## PROBLEM DETAILS
The listing beneath should be written out in full, exactly as shown.

-- EXTRACTED ENTRIES start --

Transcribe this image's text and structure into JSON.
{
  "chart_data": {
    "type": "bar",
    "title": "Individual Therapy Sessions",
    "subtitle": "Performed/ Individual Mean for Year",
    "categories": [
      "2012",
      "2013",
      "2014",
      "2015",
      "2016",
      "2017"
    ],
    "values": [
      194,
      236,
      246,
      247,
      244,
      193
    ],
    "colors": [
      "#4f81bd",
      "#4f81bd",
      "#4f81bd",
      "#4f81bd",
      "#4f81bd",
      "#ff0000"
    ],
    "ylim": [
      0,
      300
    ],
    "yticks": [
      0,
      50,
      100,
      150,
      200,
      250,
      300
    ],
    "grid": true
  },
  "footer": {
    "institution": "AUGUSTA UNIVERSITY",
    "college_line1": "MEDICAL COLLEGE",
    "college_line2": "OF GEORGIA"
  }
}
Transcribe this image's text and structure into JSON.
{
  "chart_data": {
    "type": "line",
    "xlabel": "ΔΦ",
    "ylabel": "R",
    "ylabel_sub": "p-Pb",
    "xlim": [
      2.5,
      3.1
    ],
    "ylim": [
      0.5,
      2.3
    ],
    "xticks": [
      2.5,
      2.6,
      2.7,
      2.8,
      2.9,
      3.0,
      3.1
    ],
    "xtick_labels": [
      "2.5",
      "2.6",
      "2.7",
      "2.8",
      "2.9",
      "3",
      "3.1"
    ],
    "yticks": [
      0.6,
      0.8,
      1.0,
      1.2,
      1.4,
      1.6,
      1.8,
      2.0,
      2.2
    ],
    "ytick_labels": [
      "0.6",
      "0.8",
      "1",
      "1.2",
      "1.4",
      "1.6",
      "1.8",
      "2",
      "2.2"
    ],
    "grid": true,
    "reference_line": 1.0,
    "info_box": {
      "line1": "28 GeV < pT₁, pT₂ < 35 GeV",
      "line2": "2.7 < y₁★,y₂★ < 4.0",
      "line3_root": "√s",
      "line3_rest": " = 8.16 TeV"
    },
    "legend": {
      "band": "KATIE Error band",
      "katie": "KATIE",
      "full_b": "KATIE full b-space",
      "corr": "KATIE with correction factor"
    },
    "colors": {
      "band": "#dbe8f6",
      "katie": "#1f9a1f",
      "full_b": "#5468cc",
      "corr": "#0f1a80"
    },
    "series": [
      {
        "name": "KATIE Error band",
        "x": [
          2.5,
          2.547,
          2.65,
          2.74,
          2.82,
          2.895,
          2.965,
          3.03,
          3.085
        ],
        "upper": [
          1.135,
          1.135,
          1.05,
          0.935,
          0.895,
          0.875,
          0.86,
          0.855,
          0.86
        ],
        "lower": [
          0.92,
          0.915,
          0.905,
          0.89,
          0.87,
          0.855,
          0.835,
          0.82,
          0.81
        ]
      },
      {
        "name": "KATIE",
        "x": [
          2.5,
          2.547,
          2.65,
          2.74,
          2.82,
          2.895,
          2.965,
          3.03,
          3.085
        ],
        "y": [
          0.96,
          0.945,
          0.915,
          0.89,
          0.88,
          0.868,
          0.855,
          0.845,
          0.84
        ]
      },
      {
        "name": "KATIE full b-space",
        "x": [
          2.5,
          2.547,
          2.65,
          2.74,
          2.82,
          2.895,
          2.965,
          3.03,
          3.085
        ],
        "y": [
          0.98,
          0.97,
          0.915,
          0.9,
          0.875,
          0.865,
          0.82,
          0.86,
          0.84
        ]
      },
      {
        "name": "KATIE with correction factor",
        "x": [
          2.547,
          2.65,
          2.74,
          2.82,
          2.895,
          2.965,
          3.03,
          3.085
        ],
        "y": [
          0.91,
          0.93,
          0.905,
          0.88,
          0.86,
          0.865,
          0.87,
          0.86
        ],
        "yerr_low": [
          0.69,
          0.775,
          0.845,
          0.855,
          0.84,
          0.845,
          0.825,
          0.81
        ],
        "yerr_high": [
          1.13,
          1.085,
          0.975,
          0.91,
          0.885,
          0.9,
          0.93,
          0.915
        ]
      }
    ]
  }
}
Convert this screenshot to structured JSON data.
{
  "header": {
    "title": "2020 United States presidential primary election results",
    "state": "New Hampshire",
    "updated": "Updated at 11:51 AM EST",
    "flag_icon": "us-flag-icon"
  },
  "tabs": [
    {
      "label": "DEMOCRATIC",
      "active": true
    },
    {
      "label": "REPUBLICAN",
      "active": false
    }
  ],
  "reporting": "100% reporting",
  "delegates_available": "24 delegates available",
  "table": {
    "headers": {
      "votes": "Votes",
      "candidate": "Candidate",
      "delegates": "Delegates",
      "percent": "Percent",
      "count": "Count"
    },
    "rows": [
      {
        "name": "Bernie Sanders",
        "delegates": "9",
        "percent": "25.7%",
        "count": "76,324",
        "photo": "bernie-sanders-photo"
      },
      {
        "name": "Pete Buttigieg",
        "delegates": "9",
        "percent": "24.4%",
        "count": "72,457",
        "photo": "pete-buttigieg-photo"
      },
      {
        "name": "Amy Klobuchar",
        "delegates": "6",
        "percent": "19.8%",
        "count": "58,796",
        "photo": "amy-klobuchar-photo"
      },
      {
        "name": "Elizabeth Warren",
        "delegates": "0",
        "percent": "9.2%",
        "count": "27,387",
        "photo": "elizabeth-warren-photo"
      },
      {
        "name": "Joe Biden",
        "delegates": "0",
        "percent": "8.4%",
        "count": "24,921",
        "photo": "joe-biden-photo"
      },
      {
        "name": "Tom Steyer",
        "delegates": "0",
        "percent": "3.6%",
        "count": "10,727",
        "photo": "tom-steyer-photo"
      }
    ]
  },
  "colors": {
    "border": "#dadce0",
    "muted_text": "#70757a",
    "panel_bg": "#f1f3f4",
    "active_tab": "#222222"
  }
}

-- EXTRACTED ENTRIES end --

## EXERCISE RESULT
Transcribe this image's text and structure into JSON.
{
  "chart_data": {
    "type": "bar",
    "title": "Individual Therapy Sessions",
    "subtitle": "Performed/ Individual Mean for Year",
    "categories": [
      "2012",
      "2013",
      "2014",
      "2015",
      "2016",
      "2017"
    ],
    "values": [
      194,
      236,
      246,
      247,
      244,
      193
    ],
    "colors": [
      "#4f81bd",
      "#4f81bd",
      "#4f81bd",
      "#4f81bd",
      "#4f81bd",
      "#ff0000"
    ],
    "ylim": [
      0,
      300
    ],
    "yticks": [
      0,
      50,
      100,
      150,
      200,
      250,
      300
    ],
    "grid": true
  },
  "footer": {
    "institution": "AUGUSTA UNIVERSITY",
    "college_line1": "MEDICAL COLLEGE",
    "college_line2": "OF GEORGIA"
  }
}
Transcribe this image's text and structure into JSON.
{
  "chart_data": {
    "type": "line",
    "xlabel": "ΔΦ",
    "ylabel": "R",
    "ylabel_sub": "p-Pb",
    "xlim": [
      2.5,
      3.1
    ],
    "ylim": [
      0.5,
      2.3
    ],
    "xticks": [
      2.5,
      2.6,
      2.7,
      2.8,
      2.9,
      3.0,
      3.1
    ],
    "xtick_labels": [
      "2.5",
      "2.6",
      "2.7",
      "2.8",
      "2.9",
      "3",
      "3.1"
    ],
    "yticks": [
      0.6,
      0.8,
      1.0,
      1.2,
      1.4,
      1.6,
      1.8,
      2.0,
      2.2
    ],
    "ytick_labels": [
      "0.6",
      "0.8",
      "1",
      "1.2",
      "1.4",
      "1.6",
      "1.8",
      "2",
      "2.2"
    ],
    "grid": true,
    "reference_line": 1.0,
    "info_box": {
      "line1": "28 GeV < pT₁, pT₂ < 35 GeV",
      "line2": "2.7 < y₁★,y₂★ < 4.0",
      "line3_root": "√s",
      "line3_rest": " = 8.16 TeV"
    },
    "legend": {
      "band": "KATIE Error band",
      "katie": "KATIE",
      "full_b": "KATIE full b-space",
      "corr": "KATIE with correction factor"
    },
    "colors": {
      "band": "#dbe8f6",
      "katie": "#1f9a1f",
      "full_b": "#5468cc",
      "corr": "#0f1a80"
    },
    "series": [
      {
        "name": "KATIE Error band",
        "x": [
          2.5,
          2.547,
          2.65,
          2.74,
          2.82,
          2.895,
          2.965,
          3.03,
          3.085
        ],
        "upper": [
          1.135,
          1.135,
          1.05,
          0.935,
          0.895,
          0.875,
          0.86,
          0.855,
          0.86
        ],
        "lower": [
          0.92,
          0.915,
          0.905,
          0.89,
          0.87,
          0.855,
          0.835,
          0.82,
          0.81
        ]
      },
      {
        "name": "KATIE",
        "x": [
          2.5,
          2.547,
          2.65,
          2.74,
          2.82,
          2.895,
          2.965,
          3.03,
          3.085
        ],
        "y": [
          0.96,
          0.945,
          0.915,
          0.89,
          0.88,
          0.868,
          0.855,
          0.845,
          0.84
        ]
      },
      {
        "name": "KATIE full b-space",
        "x": [
          2.5,
          2.547,
          2.65,
          2.74,
          2.82,
          2.895,
          2.965,
          3.03,
          3.085
        ],
        "y": [
          0.98,
          0.97,
          0.915,
          0.9,
          0.875,
          0.865,
          0.82,
          0.86,
          0.84
        ]
      },
      {
        "name": "KATIE with correction factor",
        "x": [
          2.547,
          2.65,
          2.74,
          2.82,
          2.895,
          2.965,
          3.03,
          3.085
        ],
        "y": [
          0.91,
          0.93,
          0.905,
          0.88,
          0.86,
          0.865,
          0.87,
          0.86
        ],
        "yerr_low": [
          0.69,
          0.775,
          0.845,
          0.855,
          0.84,
          0.845,
          0.825,
          0.81
        ],
        "yerr_high": [
          1.13,
          1.085,
          0.975,
          0.91,
          0.885,
          0.9,
          0.93,
          0.915
        ]
      }
    ]
  }
}
Convert this screenshot to structured JSON data.
{
  "header": {
    "title": "2020 United States presidential primary election results",
    "state": "New Hampshire",
    "updated": "Updated at 11:51 AM EST",
    "flag_icon": "us-flag-icon"
  },
  "tabs": [
    {
      "label": "DEMOCRATIC",
      "active": true
    },
    {
      "label": "REPUBLICAN",
      "active": false
    }
  ],
  "reporting": "100% reporting",
  "delegates_available": "24 delegates available",
  "table": {
    "headers": {
      "votes": "Votes",
      "candidate": "Candidate",
      "delegates": "Delegates",
      "percent": "Percent",
      "count": "Count"
    },
    "rows": [
      {
        "name": "Bernie Sanders",
        "delegates": "9",
        "percent": "25.7%",
        "count": "76,324",
        "photo": "bernie-sanders-photo"
      },
      {
        "name": "Pete Buttigieg",
        "delegates": "9",
        "percent": "24.4%",
        "count": "72,457",
        "photo": "pete-buttigieg-photo"
      },
      {
        "name": "Amy Klobuchar",
        "delegates": "6",
        "percent": "19.8%",
        "count": "58,796",
        "photo": "amy-klobuchar-photo"
      },
      {
        "name": "Elizabeth Warren",
        "delegates": "0",
        "percent": "9.2%",
        "count": "27,387",
        "photo": "elizabeth-warren-photo"
      },
      {
        "name": "Joe Biden",
        "delegates": "0",
        "percent": "8.4%",
        "count": "24,921",
        "photo": "joe-biden-photo"
      },
      {
        "name": "Tom Steyer",
        "delegates": "0",
        "percent": "3.6%",
        "count": "10,727",
        "photo": "tom-steyer-photo"
      }
    ]
  },
  "colors": {
    "border": "#dadce0",
    "muted_text": "#70757a",
    "panel_bg": "#f1f3f4",
    "active_tab": "#222222"
  }
}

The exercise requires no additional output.